→ **Written exercise**
Extract every line that includes the string "Output".
### Source data
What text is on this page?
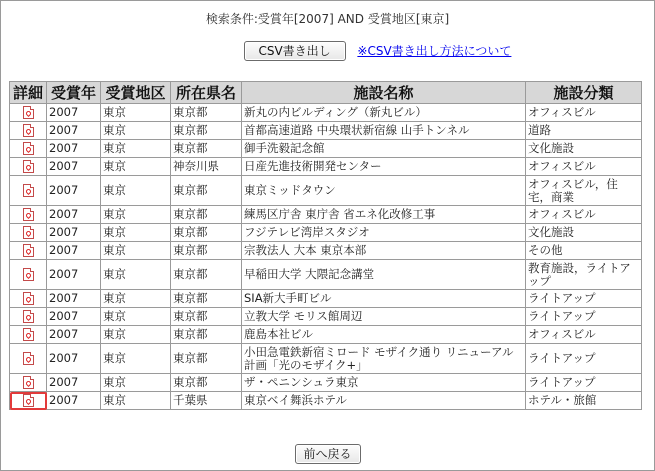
検索条件:受賞年[2007] AND 受賞地区[東京]
CSV書き出し ※CSV書き出し方法について
詳細	受賞年	受賞地区	所在県名	施設名称	施設分類
	2007	東京	東京都	新丸の内ビルディング（新丸ビル）	オフィスビル
	2007	東京	東京都	首都高速道路 中央環状新宿線 山手トンネル	道路
	2007	東京	東京都	御手洗毅記念館	文化施設
	2007	東京	神奈川県	日産先進技術開発センター	オフィスビル
	2007	東京	東京都	東京ミッドタウン	オフィスビル，住宅，商業
	2007	東京	東京都	練馬区庁舎 東庁舎 省エネ化改修工事	オフィスビル
	2007	東京	東京都	フジテレビ湾岸スタジオ	文化施設
	2007	東京	東京都	宗教法人 大本 東京本部	その他
	2007	東京	東京都	早稲田大学 大隈記念講堂	教育施設，ライトアップ
	2007	東京	東京都	SIA新大手町ビル	ライトアップ
	2007	東京	東京都	立教大学 モリス館周辺	ライトアップ
	2007	東京	東京都	鹿島本社ビル	オフィスビル
	2007	東京	東京都	小田急電鉄新宿ミロード モザイク通り リニューアル計画「光のモザイク+」	ライトアップ
	2007	東京	東京都	ザ・ペニンシュラ東京	ライトアップ
	2007	東京	千葉県	東京ベイ舞浜ホテル	ホテル・旅館
前へ戻る
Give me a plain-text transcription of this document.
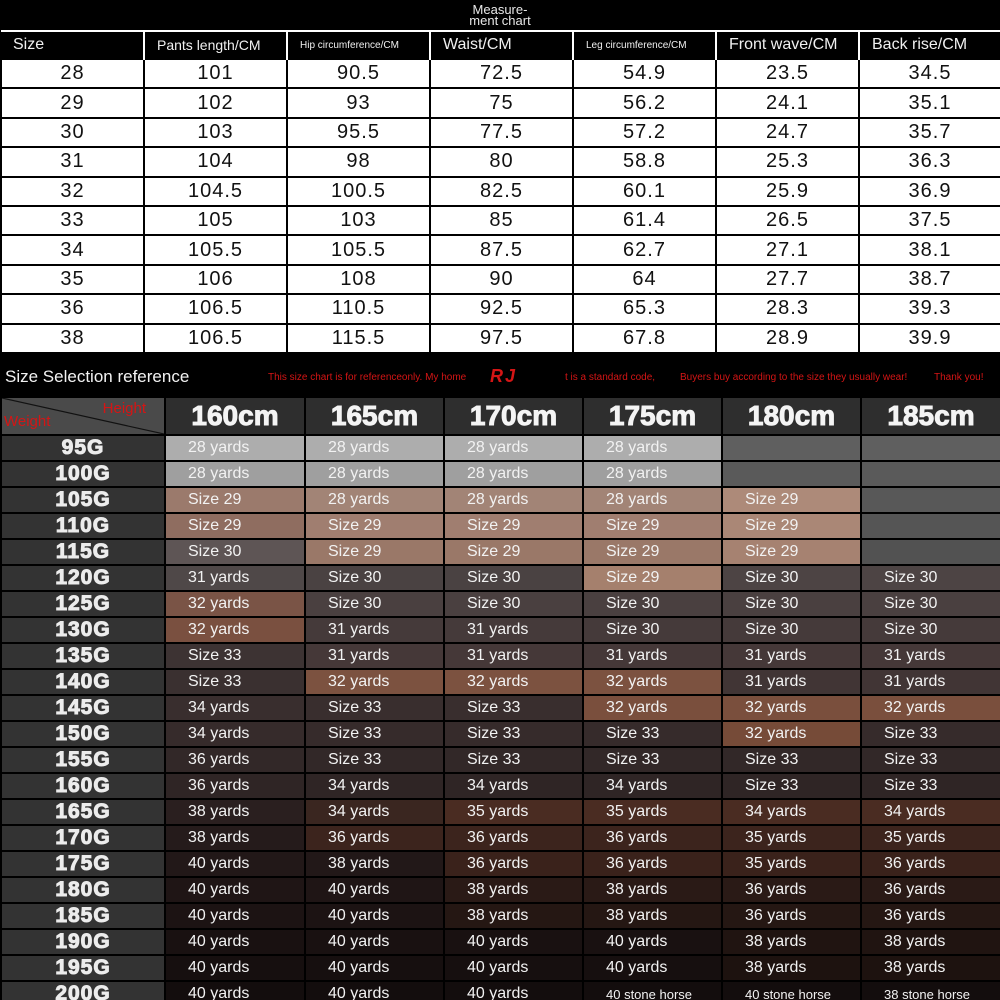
Measure-
ment chart
Size	Pants length/CM	Hip circumference/CM	Waist/CM	Leg circumference/CM	Front wave/CM	Back rise/CM
28	101	90.5	72.5	54.9	23.5	34.5
29	102	93	75	56.2	24.1	35.1
30	103	95.5	77.5	57.2	24.7	35.7
31	104	98	80	58.8	25.3	36.3
32	104.5	100.5	82.5	60.1	25.9	36.9
33	105	103	85	61.4	26.5	37.5
34	105.5	105.5	87.5	62.7	27.1	38.1
35	106	108	90	64	27.7	38.7
36	106.5	110.5	92.5	65.3	28.3	39.3
38	106.5	115.5	97.5	67.8	28.9	39.9
Size Selection reference	This size chart is for referenceonly. My home RJ	t is a standard code, Buyers buy according to the size they usually wear!	Thank you!
Height
Weight	160cm	165cm	170cm	175cm	180cm	185cm
95G	28 yards	28 yards	28 yards	28 yards		
100G	28 yards	28 yards	28 yards	28 yards		
105G	Size 29	28 yards	28 yards	28 yards	Size 29	
110G	Size 29	Size 29	Size 29	Size 29	Size 29	
115G	Size 30	Size 29	Size 29	Size 29	Size 29	
120G	31 yards	Size 30	Size 30	Size 29	Size 30	Size 30
125G	32 yards	Size 30	Size 30	Size 30	Size 30	Size 30
130G	32 yards	31 yards	31 yards	Size 30	Size 30	Size 30
135G	Size 33	31 yards	31 yards	31 yards	31 yards	31 yards
140G	Size 33	32 yards	32 yards	32 yards	31 yards	31 yards
145G	34 yards	Size 33	Size 33	32 yards	32 yards	32 yards
150G	34 yards	Size 33	Size 33	Size 33	32 yards	Size 33
155G	36 yards	Size 33	Size 33	Size 33	Size 33	Size 33
160G	36 yards	34 yards	34 yards	34 yards	Size 33	Size 33
165G	38 yards	34 yards	35 yards	35 yards	34 yards	34 yards
170G	38 yards	36 yards	36 yards	36 yards	35 yards	35 yards
175G	40 yards	38 yards	36 yards	36 yards	35 yards	36 yards
180G	40 yards	40 yards	38 yards	38 yards	36 yards	36 yards
185G	40 yards	40 yards	38 yards	38 yards	36 yards	36 yards
190G	40 yards	40 yards	40 yards	40 yards	38 yards	38 yards
195G	40 yards	40 yards	40 yards	40 yards	38 yards	38 yards
200G	40 yards	40 yards	40 yards	40 stone horse	40 stone horse	38 stone horse
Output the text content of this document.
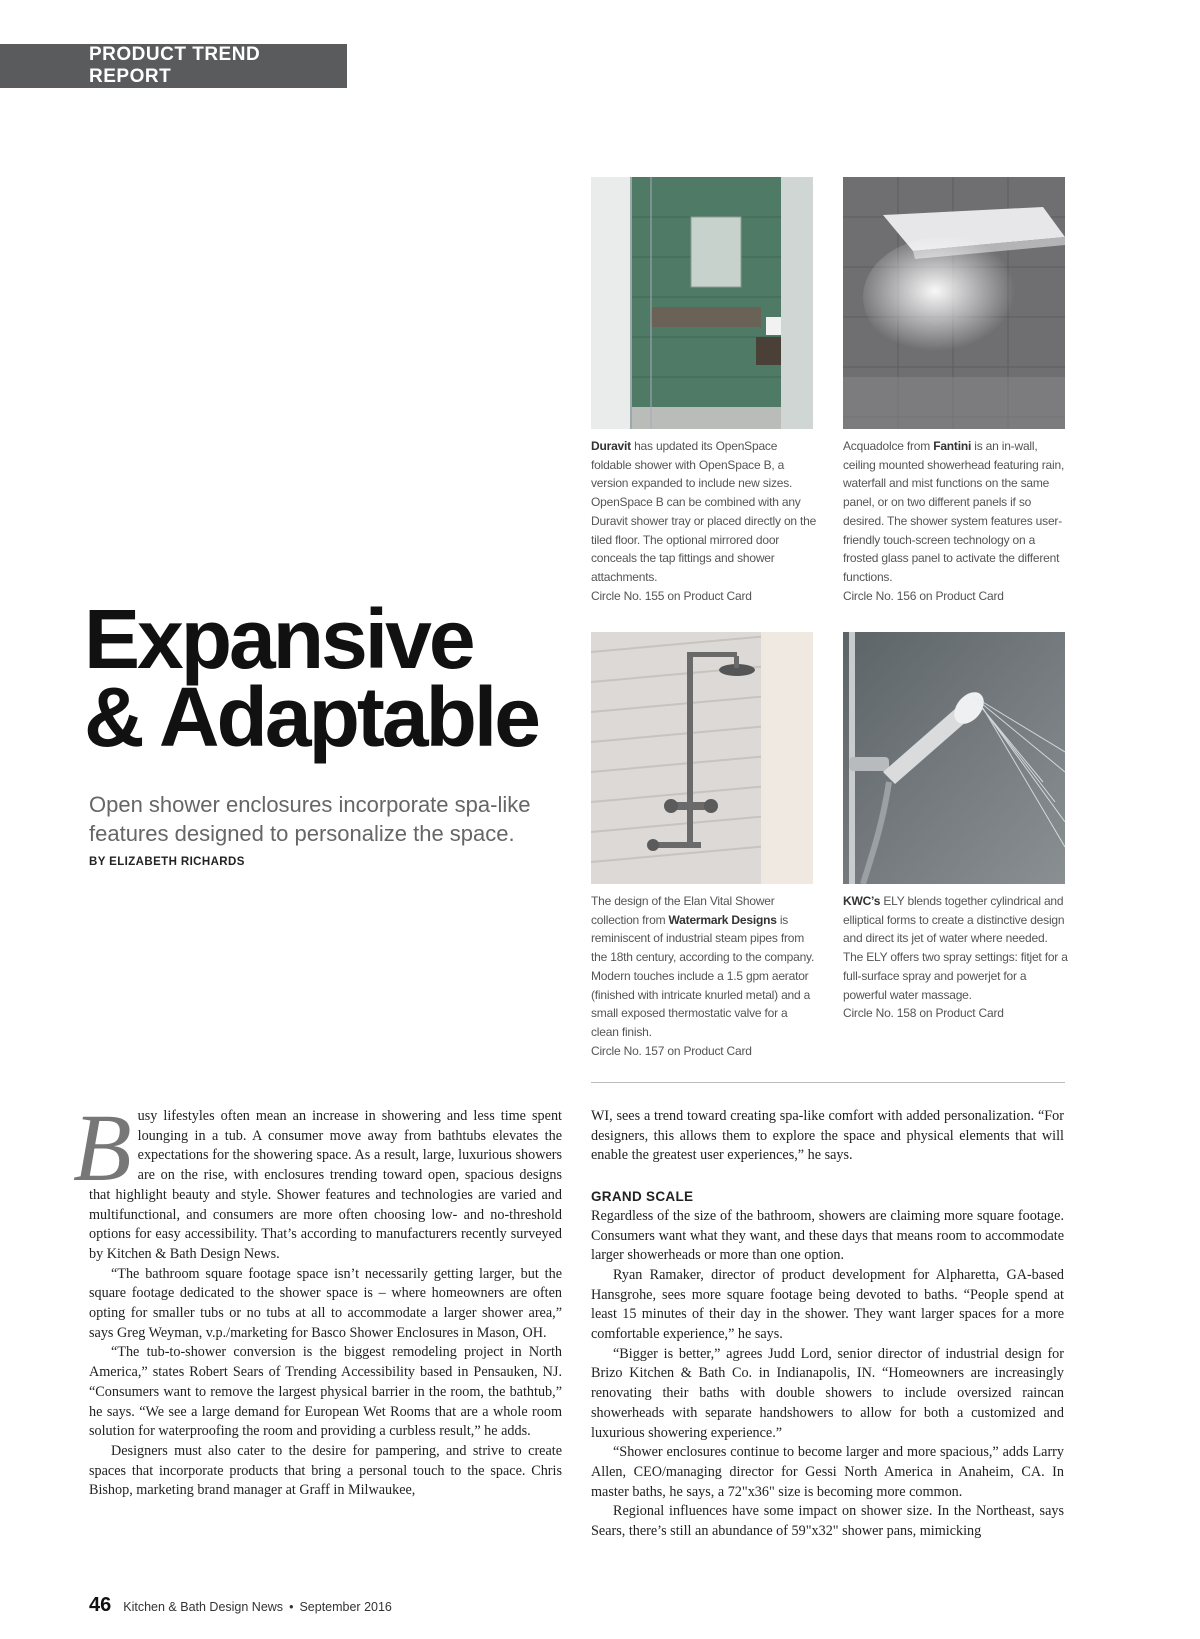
PRODUCT TREND REPORT
Duravit has updated its OpenSpace foldable shower with OpenSpace B, a version expanded to include new sizes. OpenSpace B can be combined with any Duravit shower tray or placed directly on the tiled floor. The optional mirrored door conceals the tap fittings and shower attachments.
Circle No. 155 on Product Card
Acquadolce from Fantini is an in-wall, ceiling mounted showerhead featuring rain, waterfall and mist functions on the same panel, or on two different panels if so desired. The shower system features user-friendly touch-screen technology on a frosted glass panel to activate the different functions.
Circle No. 156 on Product Card
The design of the Elan Vital Shower collection from Watermark Designs is reminiscent of industrial steam pipes from the 18th century, according to the company. Modern touches include a 1.5 gpm aerator (finished with intricate knurled metal) and a small exposed thermostatic valve for a clean finish.
Circle No. 157 on Product Card
KWC’s ELY blends together cylindrical and elliptical forms to create a distinctive design and direct its jet of water where needed. The ELY offers two spray settings: fitjet for a full-surface spray and powerjet for a powerful water massage.
Circle No. 158 on Product Card
Expansive
& Adaptable
Open shower enclosures incorporate spa-like features designed to personalize the space.
BY ELIZABETH RICHARDS

Busy lifestyles often mean an increase in showering and less time spent lounging in a tub. A consumer move away from bathtubs elevates the expectations for the showering space. As a result, large, luxurious showers are on the rise, with enclosures trending toward open, spacious designs that highlight beauty and style. Shower features and technologies are varied and multifunctional, and consumers are more often choosing low- and no-threshold options for easy accessibility. That’s according to manufacturers recently surveyed by Kitchen & Bath Design News.

“The bathroom square footage space isn’t necessarily getting larger, but the square footage dedicated to the shower space is – where homeowners are often opting for smaller tubs or no tubs at all to accommodate a larger shower area,” says Greg Weyman, v.p./marketing for Basco Shower Enclosures in Mason, OH.

“The tub-to-shower conversion is the biggest remodeling project in North America,” states Robert Sears of Trending Accessibility based in Pensauken, NJ. “Consumers want to remove the largest physical barrier in the room, the bathtub,” he says. “We see a large demand for European Wet Rooms that are a whole room solution for waterproofing the room and providing a curbless result,” he adds.

Designers must also cater to the desire for pampering, and strive to create spaces that incorporate products that bring a personal touch to the space. Chris Bishop, marketing brand manager at Graff in Milwaukee,

WI, sees a trend toward creating spa-like comfort with added personalization. “For designers, this allows them to explore the space and physical elements that will enable the greatest user experiences,” he says.

GRAND SCALE

Regardless of the size of the bathroom, showers are claiming more square footage. Consumers want what they want, and these days that means room to accommodate larger showerheads or more than one option.

Ryan Ramaker, director of product development for Alpharetta, GA-based Hansgrohe, sees more square footage being devoted to baths. “People spend at least 15 minutes of their day in the shower. They want larger spaces for a more comfortable experience,” he says.

“Bigger is better,” agrees Judd Lord, senior director of industrial design for Brizo Kitchen & Bath Co. in Indianapolis, IN. “Homeowners are increasingly renovating their baths with double showers to include oversized raincan showerheads with separate handshowers to allow for both a customized and luxurious showering experience.”

“Shower enclosures continue to become larger and more spacious,” adds Larry Allen, CEO/managing director for Gessi North America in Anaheim, CA. In master baths, he says, a 72"x36" size is becoming more common.

Regional influences have some impact on shower size. In the Northeast, says Sears, there’s still an abundance of 59"x32" shower pans, mimicking

46 Kitchen & Bath Design News • September 2016
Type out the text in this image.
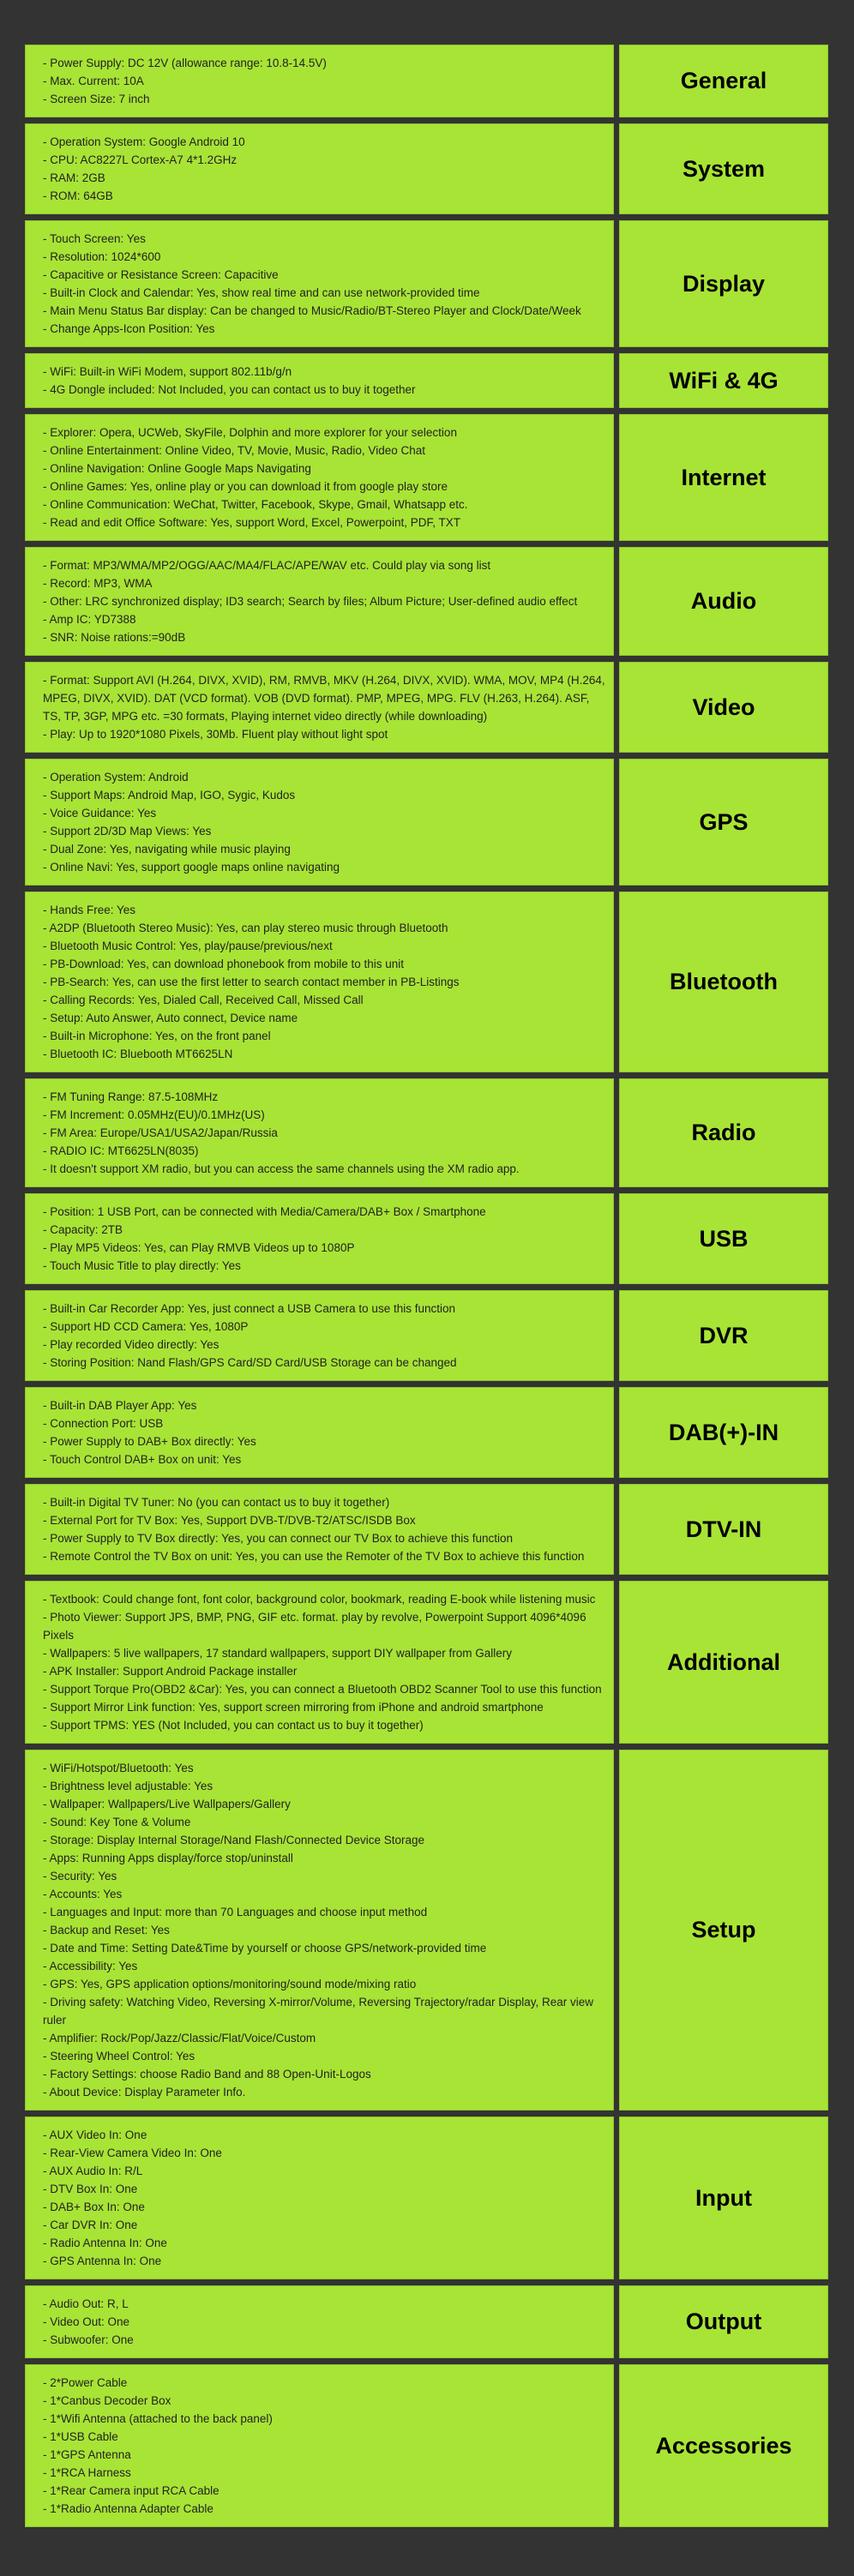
- Power Supply: DC 12V (allowance range: 10.8-14.5V)
- Max. Current: 10A
- Screen Size: 7 inch
General
- Operation System: Google Android 10
- CPU: AC8227L Cortex-A7 4*1.2GHz
- RAM: 2GB
- ROM: 64GB
System
- Touch Screen: Yes
- Resolution: 1024*600
- Capacitive or Resistance Screen: Capacitive
- Built-in Clock and Calendar: Yes, show real time and can use network-provided time
- Main Menu Status Bar display: Can be changed to Music/Radio/BT-Stereo Player and Clock/Date/Week
- Change Apps-Icon Position: Yes
Display
- WiFi: Built-in WiFi Modem, support 802.11b/g/n
- 4G Dongle included: Not Included, you can contact us to buy it together	WiFi & 4G
- Explorer: Opera, UCWeb, SkyFile, Dolphin and more explorer for your selection
- Online Entertainment: Online Video, TV, Movie, Music, Radio, Video Chat
- Online Navigation: Online Google Maps Navigating
- Online Games: Yes, online play or you can download it from google play store
- Online Communication: WeChat, Twitter, Facebook, Skype, Gmail, Whatsapp etc.
- Read and edit Office Software: Yes, support Word, Excel, Powerpoint, PDF, TXT
Internet
- Format: MP3/WMA/MP2/OGG/AAC/MA4/FLAC/APE/WAV etc. Could play via song list
- Record: MP3, WMA
- Other: LRC synchronized display; ID3 search; Search by files; Album Picture; User-defined audio effect
- Amp IC: YD7388
- SNR: Noise rations:=90dB
Audio
- Format: Support AVI (H.264, DIVX, XVID), RM, RMVB, MKV (H.264, DIVX, XVID). WMA, MOV, MP4 (H.264, MPEG, DIVX, XVID). DAT (VCD format). VOB (DVD format). PMP, MPEG, MPG. FLV (H.263, H.264). ASF, TS, TP, 3GP, MPG etc. =30 formats, Playing internet video directly (while downloading)
- Play: Up to 1920*1080 Pixels, 30Mb. Fluent play without light spot
Video
- Operation System: Android
- Support Maps: Android Map, IGO, Sygic, Kudos
- Voice Guidance: Yes
- Support 2D/3D Map Views: Yes
- Dual Zone: Yes, navigating while music playing
- Online Navi: Yes, support google maps online navigating
GPS
- Hands Free: Yes
- A2DP (Bluetooth Stereo Music): Yes, can play stereo music through Bluetooth
- Bluetooth Music Control: Yes, play/pause/previous/next
- PB-Download: Yes, can download phonebook from mobile to this unit
- PB-Search: Yes, can use the first letter to search contact member in PB-Listings
- Calling Records: Yes, Dialed Call, Received Call, Missed Call
- Setup: Auto Answer, Auto connect, Device name
- Built-in Microphone: Yes, on the front panel
- Bluetooth IC: Bluebooth MT6625LN
Bluetooth
- FM Tuning Range: 87.5-108MHz
- FM Increment: 0.05MHz(EU)/0.1MHz(US)
- FM Area: Europe/USA1/USA2/Japan/Russia
- RADIO IC: MT6625LN(8035)
- It doesn't support XM radio, but you can access the same channels using the XM radio app.
Radio
- Position: 1 USB Port, can be connected with Media/Camera/DAB+ Box / Smartphone
- Capacity: 2TB
- Play MP5 Videos: Yes, can Play RMVB Videos up to 1080P
- Touch Music Title to play directly: Yes
USB
- Built-in Car Recorder App: Yes, just connect a USB Camera to use this function
- Support HD CCD Camera: Yes, 1080P
- Play recorded Video directly: Yes
- Storing Position: Nand Flash/GPS Card/SD Card/USB Storage can be changed
DVR
- Built-in DAB Player App: Yes
- Connection Port: USB
- Power Supply to DAB+ Box directly: Yes
- Touch Control DAB+ Box on unit: Yes
DAB(+)-IN
- Built-in Digital TV Tuner: No (you can contact us to buy it together)
- External Port for TV Box: Yes, Support DVB-T/DVB-T2/ATSC/ISDB Box
- Power Supply to TV Box directly: Yes, you can connect our TV Box to achieve this function
- Remote Control the TV Box on unit: Yes, you can use the Remoter of the TV Box to achieve this function
DTV-IN
- Textbook: Could change font, font color, background color, bookmark, reading E-book while listening music
- Photo Viewer: Support JPS, BMP, PNG, GIF etc. format. play by revolve, Powerpoint Support 4096*4096 Pixels
- Wallpapers: 5 live wallpapers, 17 standard wallpapers, support DIY wallpaper from Gallery
- APK Installer: Support Android Package installer
- Support Torque Pro(OBD2 &Car): Yes, you can connect a Bluetooth OBD2 Scanner Tool to use this function
- Support Mirror Link function: Yes, support screen mirroring from iPhone and android smartphone
- Support TPMS: YES (Not Included, you can contact us to buy it together)
Additional
- WiFi/Hotspot/Bluetooth: Yes
- Brightness level adjustable: Yes
- Wallpaper: Wallpapers/Live Wallpapers/Gallery
- Sound: Key Tone & Volume
- Storage: Display Internal Storage/Nand Flash/Connected Device Storage
- Apps: Running Apps display/force stop/uninstall
- Security: Yes
- Accounts: Yes
- Languages and Input: more than 70 Languages and choose input method
- Backup and Reset: Yes
- Date and Time: Setting Date&Time by yourself or choose GPS/network-provided time
- Accessibility: Yes
- GPS: Yes, GPS application options/monitoring/sound mode/mixing ratio
- Driving safety: Watching Video, Reversing X-mirror/Volume, Reversing Trajectory/radar Display, Rear view ruler
- Amplifier: Rock/Pop/Jazz/Classic/Flat/Voice/Custom
- Steering Wheel Control: Yes
- Factory Settings: choose Radio Band and 88 Open-Unit-Logos
- About Device: Display Parameter Info.
Setup
- AUX Video In: One
- Rear-View Camera Video In: One
- AUX Audio In: R/L
- DTV Box In: One
- DAB+ Box In: One
- Car DVR In: One
- Radio Antenna In: One
- GPS Antenna In: One
Input
- Audio Out: R, L
- Video Out: One
- Subwoofer: One
Output
- 2*Power Cable
- 1*Canbus Decoder Box
- 1*Wifi Antenna (attached to the back panel)
- 1*USB Cable
- 1*GPS Antenna
- 1*RCA Harness
- 1*Rear Camera input RCA Cable
- 1*Radio Antenna Adapter Cable
Accessories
######
→ **Task solution**
Output the text content of this document.
Output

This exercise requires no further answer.